Dataset rows:
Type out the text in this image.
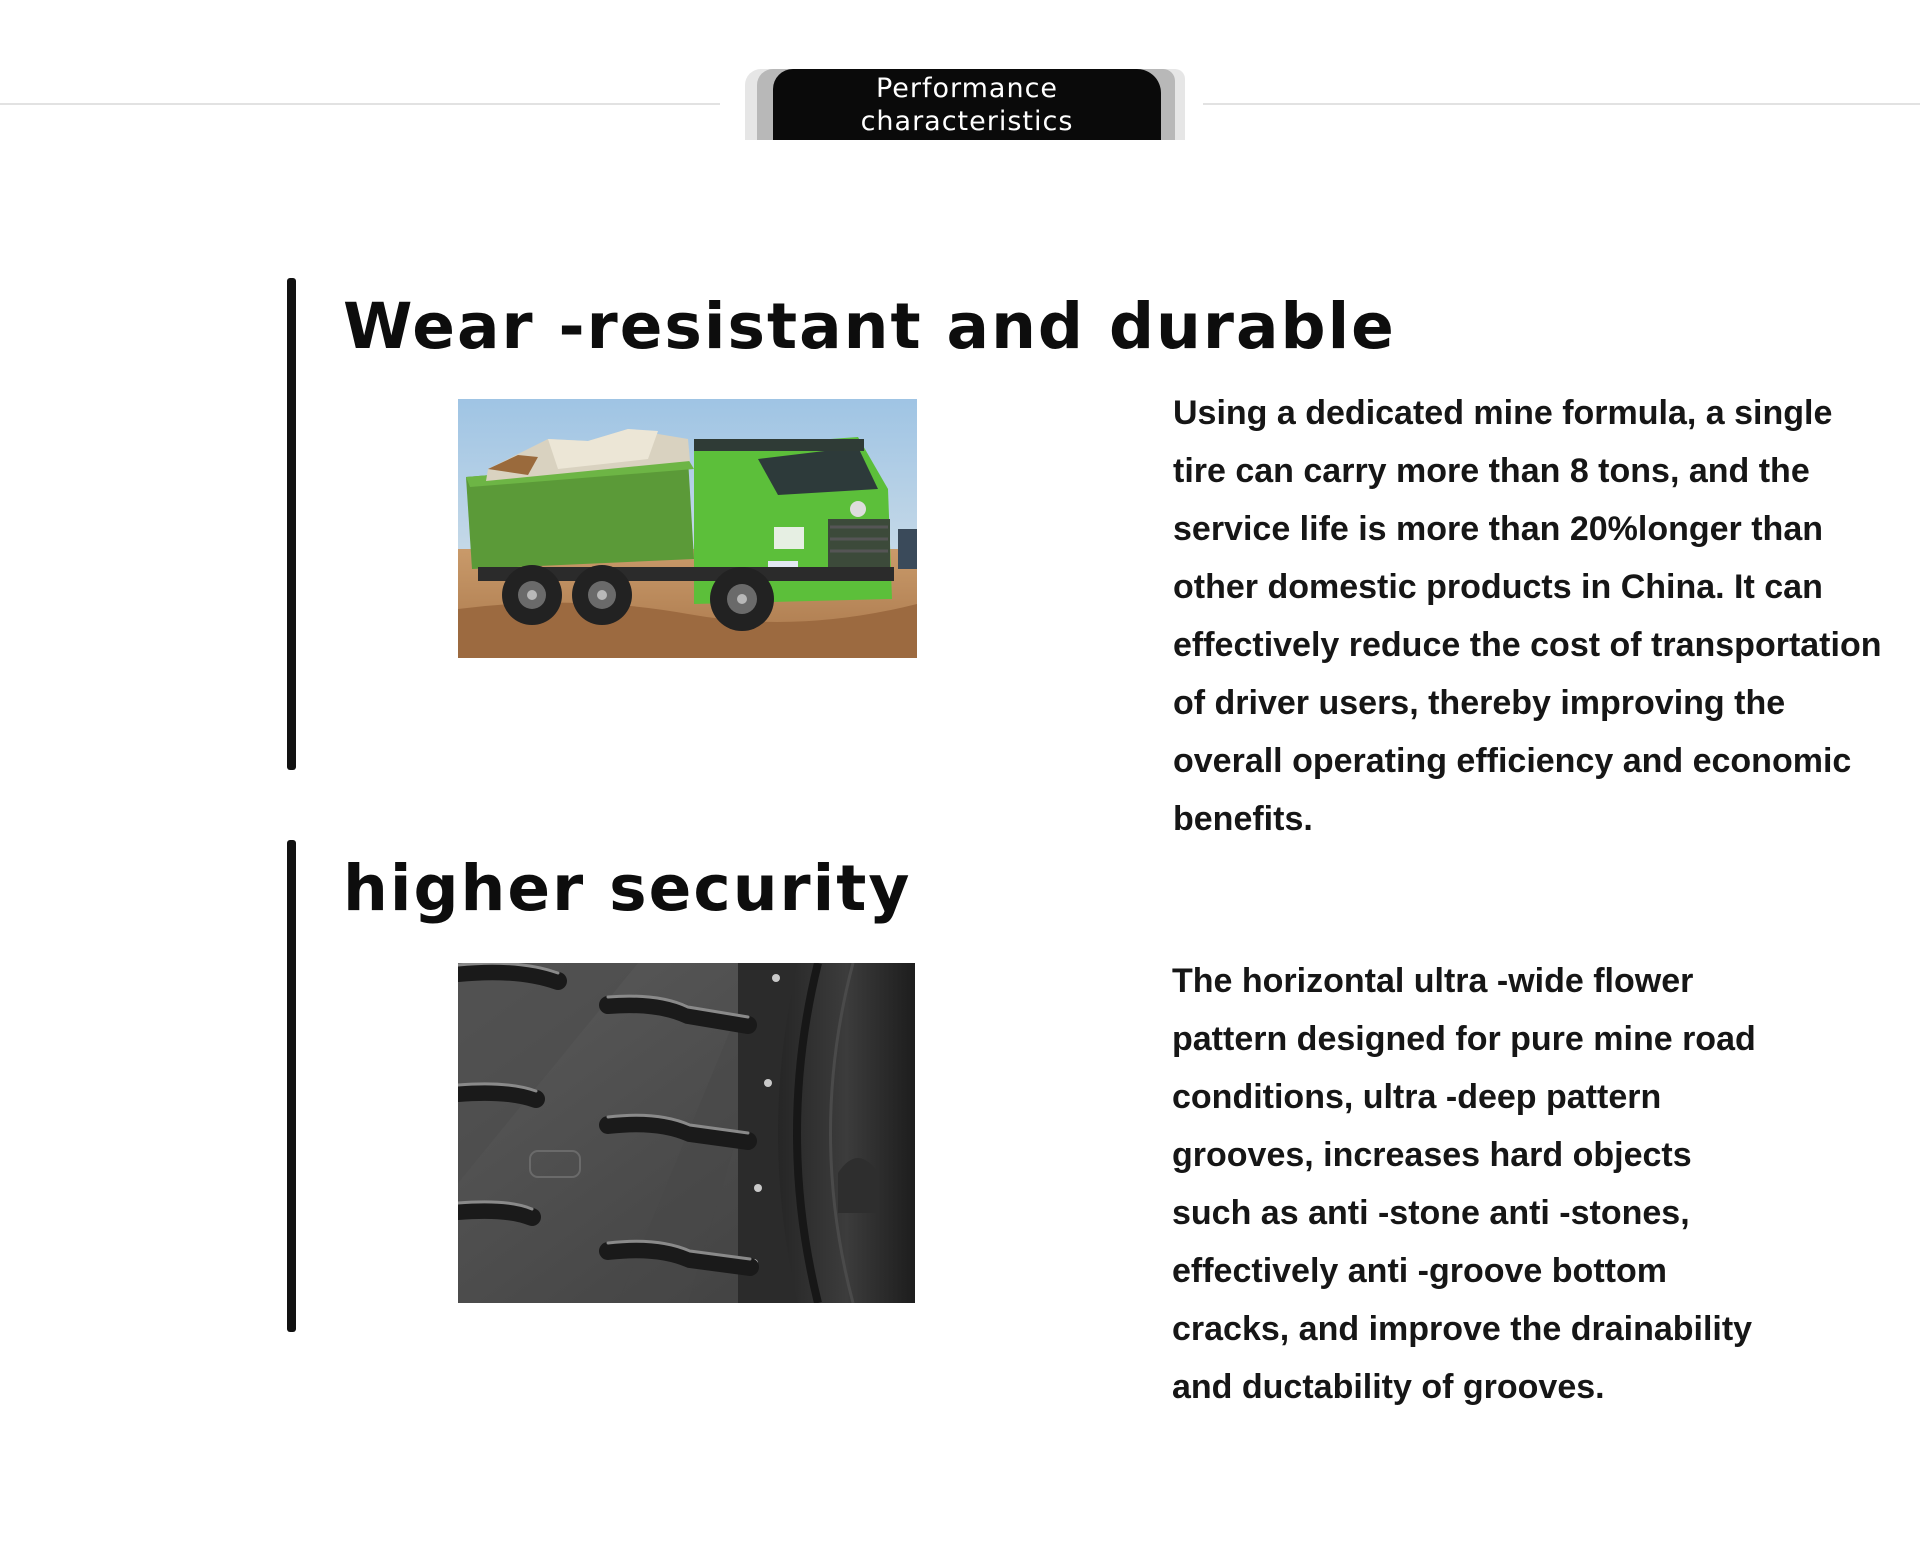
Performance
characteristics
Wear -resistant and durable

Using a dedicated mine formula, a single
tire can carry more than 8 tons, and the
service life is more than 20%longer than
other domestic products in China. It can
effectively reduce the cost of transportation
of driver users, thereby improving the
overall operating efficiency and economic
benefits.

higher security

The horizontal ultra -wide flower
pattern designed for pure mine road
conditions, ultra -deep pattern
grooves, increases hard objects
such as anti -stone anti -stones,
effectively anti -groove bottom
cracks, and improve the drainability
and ductability of grooves.
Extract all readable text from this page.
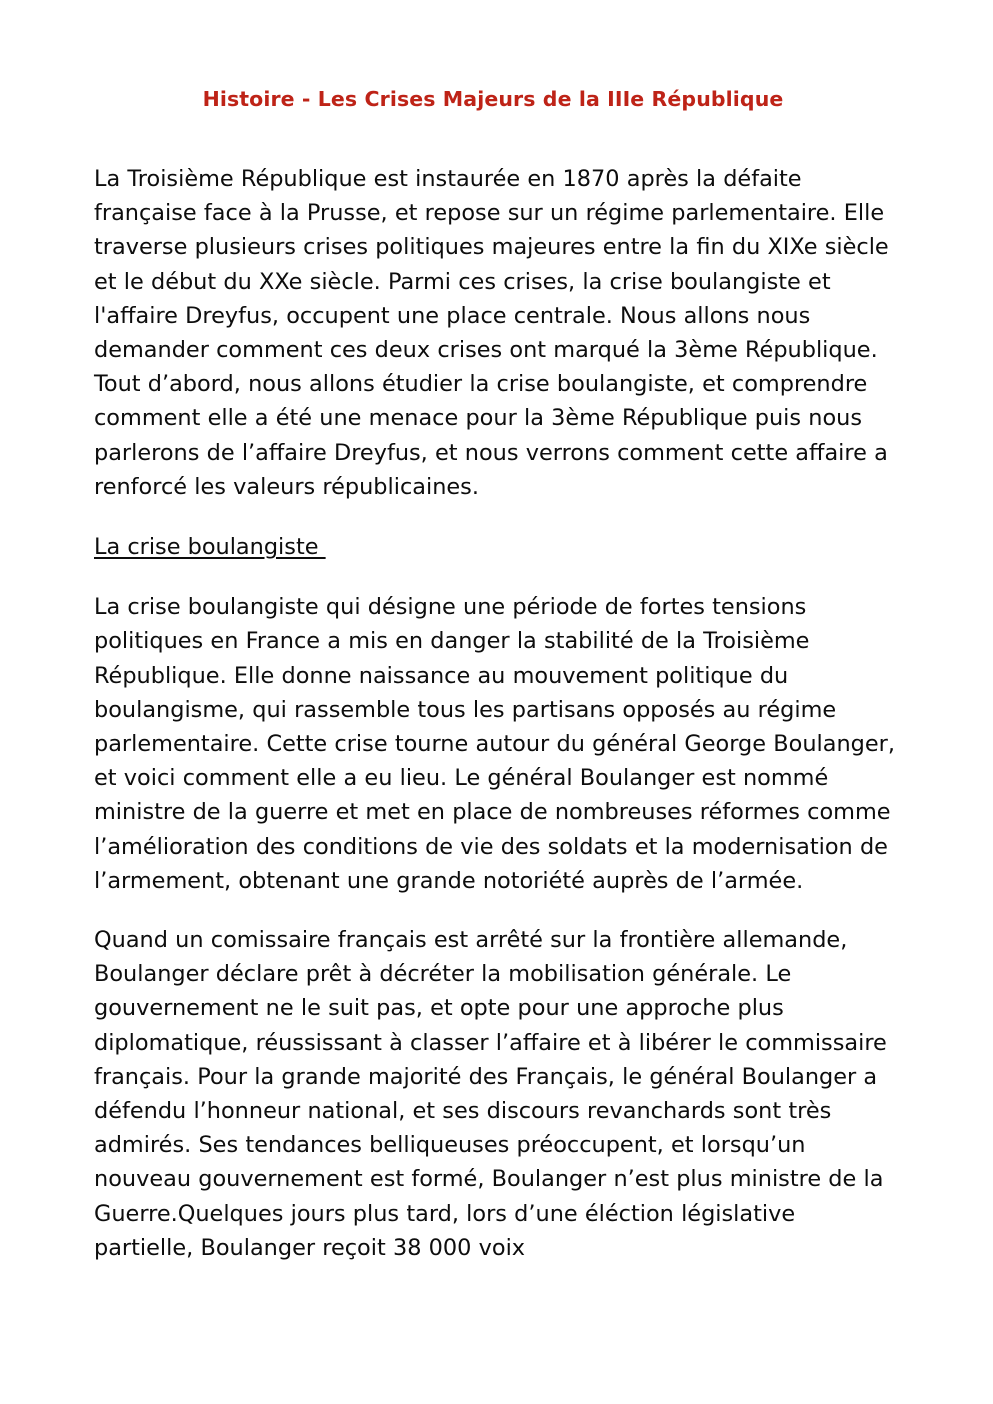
Histoire - Les Crises Majeurs de la IIIe République

La Troisième République est instaurée en 1870 après la défaite française face à la Prusse, et repose sur un régime parlementaire. Elle traverse plusieurs crises politiques majeures entre la fin du XIXe siècle et le début du XXe siècle. Parmi ces crises, la crise boulangiste et l'affaire Dreyfus, occupent une place centrale. Nous allons nous demander comment ces deux crises ont marqué la 3ème République. Tout d’abord, nous allons étudier la crise boulangiste, et comprendre comment elle a été une menace pour la 3ème République puis nous parlerons de l’affaire Dreyfus, et nous verrons comment cette affaire a renforcé les valeurs républicaines.

La crise boulangiste

La crise boulangiste qui désigne une période de fortes tensions politiques en France a mis en danger la stabilité de la Troisième République. Elle donne naissance au mouvement politique du boulangisme, qui rassemble tous les partisans opposés au régime parlementaire. Cette crise tourne autour du général George Boulanger, et voici comment elle a eu lieu. Le général Boulanger est nommé ministre de la guerre et met en place de nombreuses réformes comme l’amélioration des conditions de vie des soldats et la modernisation de l’armement, obtenant une grande notoriété auprès de l’armée.

Quand un comissaire français est arrêté sur la frontière allemande, Boulanger déclare prêt à décréter la mobilisation générale. Le gouvernement ne le suit pas, et opte pour une approche plus diplomatique, réussissant à classer l’affaire et à libérer le commissaire français. Pour la grande majorité des Français, le général Boulanger a défendu l’honneur national, et ses discours revanchards sont très admirés. Ses tendances belliqueuses préoccupent, et lorsqu’un nouveau gouvernement est formé, Boulanger n’est plus ministre de la Guerre.Quelques jours plus tard, lors d’une éléction législative partielle, Boulanger reçoit 38 000 voix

Work to do: Leave every image out, and retype the material exactly.

Exercise solution:
Type out the text in this image.
Performance
characteristics
Wear -resistant and durable

Using a dedicated mine formula, a single
tire can carry more than 8 tons, and the
service life is more than 20%longer than
other domestic products in China. It can
effectively reduce the cost of transportation
of driver users, thereby improving the
overall operating efficiency and economic
benefits.

higher security

The horizontal ultra -wide flower
pattern designed for pure mine road
conditions, ultra -deep pattern
grooves, increases hard objects
such as anti -stone anti -stones,
effectively anti -groove bottom
cracks, and improve the drainability
and ductability of grooves.
Extract all readable text from this page.
Histoire - Les Crises Majeurs de la IIIe République

La Troisième République est instaurée en 1870 après la défaite française face à la Prusse, et repose sur un régime parlementaire. Elle traverse plusieurs crises politiques majeures entre la fin du XIXe siècle et le début du XXe siècle. Parmi ces crises, la crise boulangiste et l'affaire Dreyfus, occupent une place centrale. Nous allons nous demander comment ces deux crises ont marqué la 3ème République. Tout d’abord, nous allons étudier la crise boulangiste, et comprendre comment elle a été une menace pour la 3ème République puis nous parlerons de l’affaire Dreyfus, et nous verrons comment cette affaire a renforcé les valeurs républicaines.

La crise boulangiste

La crise boulangiste qui désigne une période de fortes tensions politiques en France a mis en danger la stabilité de la Troisième République. Elle donne naissance au mouvement politique du boulangisme, qui rassemble tous les partisans opposés au régime parlementaire. Cette crise tourne autour du général George Boulanger, et voici comment elle a eu lieu. Le général Boulanger est nommé ministre de la guerre et met en place de nombreuses réformes comme l’amélioration des conditions de vie des soldats et la modernisation de l’armement, obtenant une grande notoriété auprès de l’armée.

Quand un comissaire français est arrêté sur la frontière allemande, Boulanger déclare prêt à décréter la mobilisation générale. Le gouvernement ne le suit pas, et opte pour une approche plus diplomatique, réussissant à classer l’affaire et à libérer le commissaire français. Pour la grande majorité des Français, le général Boulanger a défendu l’honneur national, et ses discours revanchards sont très admirés. Ses tendances belliqueuses préoccupent, et lorsqu’un nouveau gouvernement est formé, Boulanger n’est plus ministre de la Guerre.Quelques jours plus tard, lors d’une éléction législative partielle, Boulanger reçoit 38 000 voix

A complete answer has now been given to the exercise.